## [Extracted data]
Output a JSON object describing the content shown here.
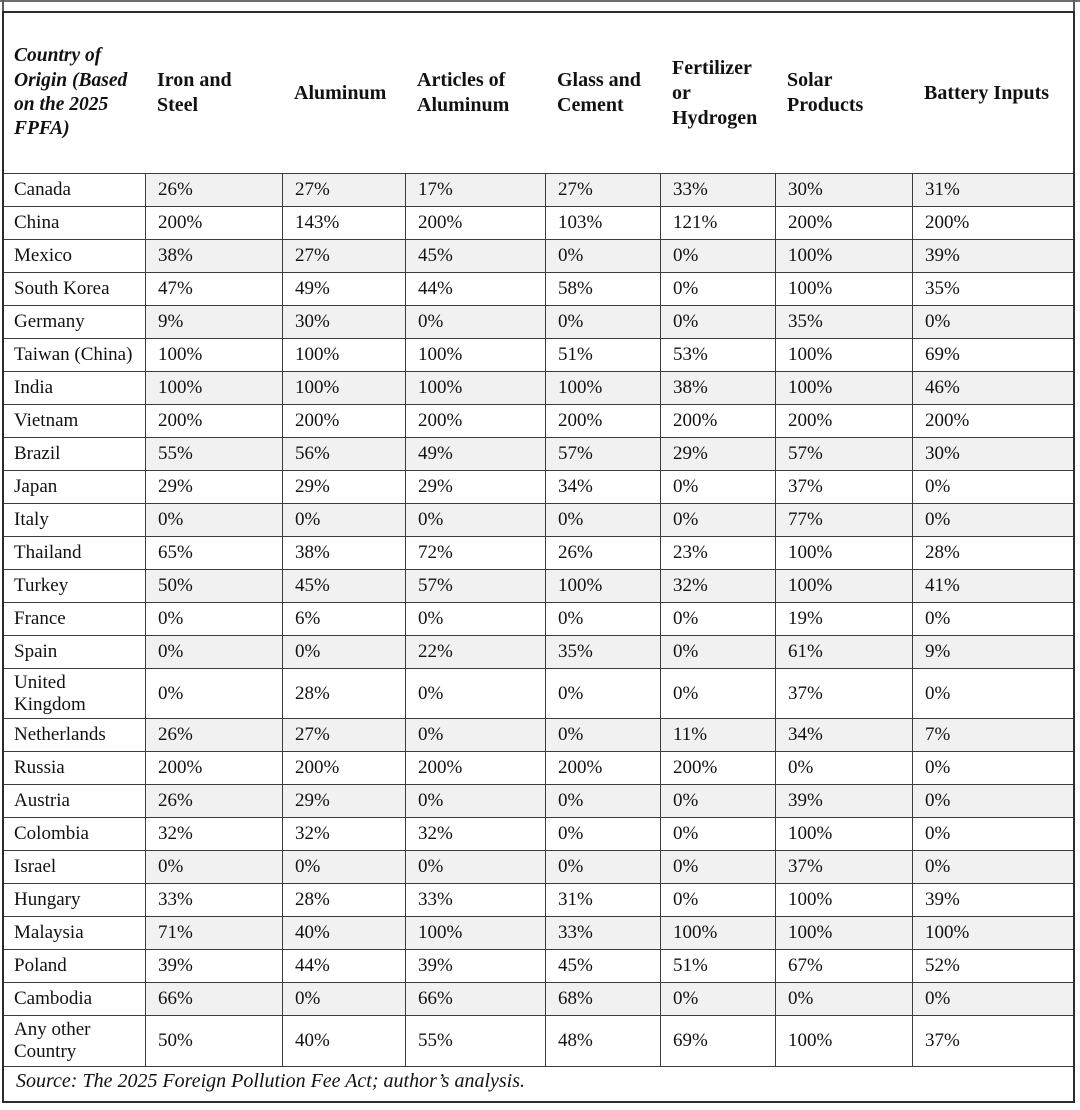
{
  "table": {
    "corner_header": "Country of Origin (Based on the 2025 FPFA)",
    "columns": [
      "Iron and Steel",
      "Aluminum",
      "Articles of Aluminum",
      "Glass and Cement",
      "Fertilizer or Hydrogen",
      "Solar Products",
      "Battery Inputs"
    ],
    "rows": [
      {
        "country": "Canada",
        "values": [
          "26%",
          "27%",
          "17%",
          "27%",
          "33%",
          "30%",
          "31%"
        ]
      },
      {
        "country": "China",
        "values": [
          "200%",
          "143%",
          "200%",
          "103%",
          "121%",
          "200%",
          "200%"
        ]
      },
      {
        "country": "Mexico",
        "values": [
          "38%",
          "27%",
          "45%",
          "0%",
          "0%",
          "100%",
          "39%"
        ]
      },
      {
        "country": "South Korea",
        "values": [
          "47%",
          "49%",
          "44%",
          "58%",
          "0%",
          "100%",
          "35%"
        ]
      },
      {
        "country": "Germany",
        "values": [
          "9%",
          "30%",
          "0%",
          "0%",
          "0%",
          "35%",
          "0%"
        ]
      },
      {
        "country": "Taiwan (China)",
        "values": [
          "100%",
          "100%",
          "100%",
          "51%",
          "53%",
          "100%",
          "69%"
        ]
      },
      {
        "country": "India",
        "values": [
          "100%",
          "100%",
          "100%",
          "100%",
          "38%",
          "100%",
          "46%"
        ]
      },
      {
        "country": "Vietnam",
        "values": [
          "200%",
          "200%",
          "200%",
          "200%",
          "200%",
          "200%",
          "200%"
        ]
      },
      {
        "country": "Brazil",
        "values": [
          "55%",
          "56%",
          "49%",
          "57%",
          "29%",
          "57%",
          "30%"
        ]
      },
      {
        "country": "Japan",
        "values": [
          "29%",
          "29%",
          "29%",
          "34%",
          "0%",
          "37%",
          "0%"
        ]
      },
      {
        "country": "Italy",
        "values": [
          "0%",
          "0%",
          "0%",
          "0%",
          "0%",
          "77%",
          "0%"
        ]
      },
      {
        "country": "Thailand",
        "values": [
          "65%",
          "38%",
          "72%",
          "26%",
          "23%",
          "100%",
          "28%"
        ]
      },
      {
        "country": "Turkey",
        "values": [
          "50%",
          "45%",
          "57%",
          "100%",
          "32%",
          "100%",
          "41%"
        ]
      },
      {
        "country": "France",
        "values": [
          "0%",
          "6%",
          "0%",
          "0%",
          "0%",
          "19%",
          "0%"
        ]
      },
      {
        "country": "Spain",
        "values": [
          "0%",
          "0%",
          "22%",
          "35%",
          "0%",
          "61%",
          "9%"
        ]
      },
      {
        "country": "United Kingdom",
        "values": [
          "0%",
          "28%",
          "0%",
          "0%",
          "0%",
          "37%",
          "0%"
        ]
      },
      {
        "country": "Netherlands",
        "values": [
          "26%",
          "27%",
          "0%",
          "0%",
          "11%",
          "34%",
          "7%"
        ]
      },
      {
        "country": "Russia",
        "values": [
          "200%",
          "200%",
          "200%",
          "200%",
          "200%",
          "0%",
          "0%"
        ]
      },
      {
        "country": "Austria",
        "values": [
          "26%",
          "29%",
          "0%",
          "0%",
          "0%",
          "39%",
          "0%"
        ]
      },
      {
        "country": "Colombia",
        "values": [
          "32%",
          "32%",
          "32%",
          "0%",
          "0%",
          "100%",
          "0%"
        ]
      },
      {
        "country": "Israel",
        "values": [
          "0%",
          "0%",
          "0%",
          "0%",
          "0%",
          "37%",
          "0%"
        ]
      },
      {
        "country": "Hungary",
        "values": [
          "33%",
          "28%",
          "33%",
          "31%",
          "0%",
          "100%",
          "39%"
        ]
      },
      {
        "country": "Malaysia",
        "values": [
          "71%",
          "40%",
          "100%",
          "33%",
          "100%",
          "100%",
          "100%"
        ]
      },
      {
        "country": "Poland",
        "values": [
          "39%",
          "44%",
          "39%",
          "45%",
          "51%",
          "67%",
          "52%"
        ]
      },
      {
        "country": "Cambodia",
        "values": [
          "66%",
          "0%",
          "66%",
          "68%",
          "0%",
          "0%",
          "0%"
        ]
      },
      {
        "country": "Any other Country",
        "values": [
          "50%",
          "40%",
          "55%",
          "48%",
          "69%",
          "100%",
          "37%"
        ]
      }
    ],
    "source": "Source: The 2025 Foreign Pollution Fee Act; author’s analysis."
  },
  "colors": {
    "stripe": "#f1f1f1",
    "grid_border": "#3c3c3c",
    "outer_border": "#2b2b2b",
    "text": "#111111"
  }
}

## [Your goal]
Each entry shown above must be quoted exactly, with its pictures left out.

## [Written response]
Output a JSON object describing the content shown here.
{
  "table": {
    "corner_header": "Country of Origin (Based on the 2025 FPFA)",
    "columns": [
      "Iron and Steel",
      "Aluminum",
      "Articles of Aluminum",
      "Glass and Cement",
      "Fertilizer or Hydrogen",
      "Solar Products",
      "Battery Inputs"
    ],
    "rows": [
      {
        "country": "Canada",
        "values": [
          "26%",
          "27%",
          "17%",
          "27%",
          "33%",
          "30%",
          "31%"
        ]
      },
      {
        "country": "China",
        "values": [
          "200%",
          "143%",
          "200%",
          "103%",
          "121%",
          "200%",
          "200%"
        ]
      },
      {
        "country": "Mexico",
        "values": [
          "38%",
          "27%",
          "45%",
          "0%",
          "0%",
          "100%",
          "39%"
        ]
      },
      {
        "country": "South Korea",
        "values": [
          "47%",
          "49%",
          "44%",
          "58%",
          "0%",
          "100%",
          "35%"
        ]
      },
      {
        "country": "Germany",
        "values": [
          "9%",
          "30%",
          "0%",
          "0%",
          "0%",
          "35%",
          "0%"
        ]
      },
      {
        "country": "Taiwan (China)",
        "values": [
          "100%",
          "100%",
          "100%",
          "51%",
          "53%",
          "100%",
          "69%"
        ]
      },
      {
        "country": "India",
        "values": [
          "100%",
          "100%",
          "100%",
          "100%",
          "38%",
          "100%",
          "46%"
        ]
      },
      {
        "country": "Vietnam",
        "values": [
          "200%",
          "200%",
          "200%",
          "200%",
          "200%",
          "200%",
          "200%"
        ]
      },
      {
        "country": "Brazil",
        "values": [
          "55%",
          "56%",
          "49%",
          "57%",
          "29%",
          "57%",
          "30%"
        ]
      },
      {
        "country": "Japan",
        "values": [
          "29%",
          "29%",
          "29%",
          "34%",
          "0%",
          "37%",
          "0%"
        ]
      },
      {
        "country": "Italy",
        "values": [
          "0%",
          "0%",
          "0%",
          "0%",
          "0%",
          "77%",
          "0%"
        ]
      },
      {
        "country": "Thailand",
        "values": [
          "65%",
          "38%",
          "72%",
          "26%",
          "23%",
          "100%",
          "28%"
        ]
      },
      {
        "country": "Turkey",
        "values": [
          "50%",
          "45%",
          "57%",
          "100%",
          "32%",
          "100%",
          "41%"
        ]
      },
      {
        "country": "France",
        "values": [
          "0%",
          "6%",
          "0%",
          "0%",
          "0%",
          "19%",
          "0%"
        ]
      },
      {
        "country": "Spain",
        "values": [
          "0%",
          "0%",
          "22%",
          "35%",
          "0%",
          "61%",
          "9%"
        ]
      },
      {
        "country": "United Kingdom",
        "values": [
          "0%",
          "28%",
          "0%",
          "0%",
          "0%",
          "37%",
          "0%"
        ]
      },
      {
        "country": "Netherlands",
        "values": [
          "26%",
          "27%",
          "0%",
          "0%",
          "11%",
          "34%",
          "7%"
        ]
      },
      {
        "country": "Russia",
        "values": [
          "200%",
          "200%",
          "200%",
          "200%",
          "200%",
          "0%",
          "0%"
        ]
      },
      {
        "country": "Austria",
        "values": [
          "26%",
          "29%",
          "0%",
          "0%",
          "0%",
          "39%",
          "0%"
        ]
      },
      {
        "country": "Colombia",
        "values": [
          "32%",
          "32%",
          "32%",
          "0%",
          "0%",
          "100%",
          "0%"
        ]
      },
      {
        "country": "Israel",
        "values": [
          "0%",
          "0%",
          "0%",
          "0%",
          "0%",
          "37%",
          "0%"
        ]
      },
      {
        "country": "Hungary",
        "values": [
          "33%",
          "28%",
          "33%",
          "31%",
          "0%",
          "100%",
          "39%"
        ]
      },
      {
        "country": "Malaysia",
        "values": [
          "71%",
          "40%",
          "100%",
          "33%",
          "100%",
          "100%",
          "100%"
        ]
      },
      {
        "country": "Poland",
        "values": [
          "39%",
          "44%",
          "39%",
          "45%",
          "51%",
          "67%",
          "52%"
        ]
      },
      {
        "country": "Cambodia",
        "values": [
          "66%",
          "0%",
          "66%",
          "68%",
          "0%",
          "0%",
          "0%"
        ]
      },
      {
        "country": "Any other Country",
        "values": [
          "50%",
          "40%",
          "55%",
          "48%",
          "69%",
          "100%",
          "37%"
        ]
      }
    ],
    "source": "Source: The 2025 Foreign Pollution Fee Act; author’s analysis."
  },
  "colors": {
    "stripe": "#f1f1f1",
    "grid_border": "#3c3c3c",
    "outer_border": "#2b2b2b",
    "text": "#111111"
  }
}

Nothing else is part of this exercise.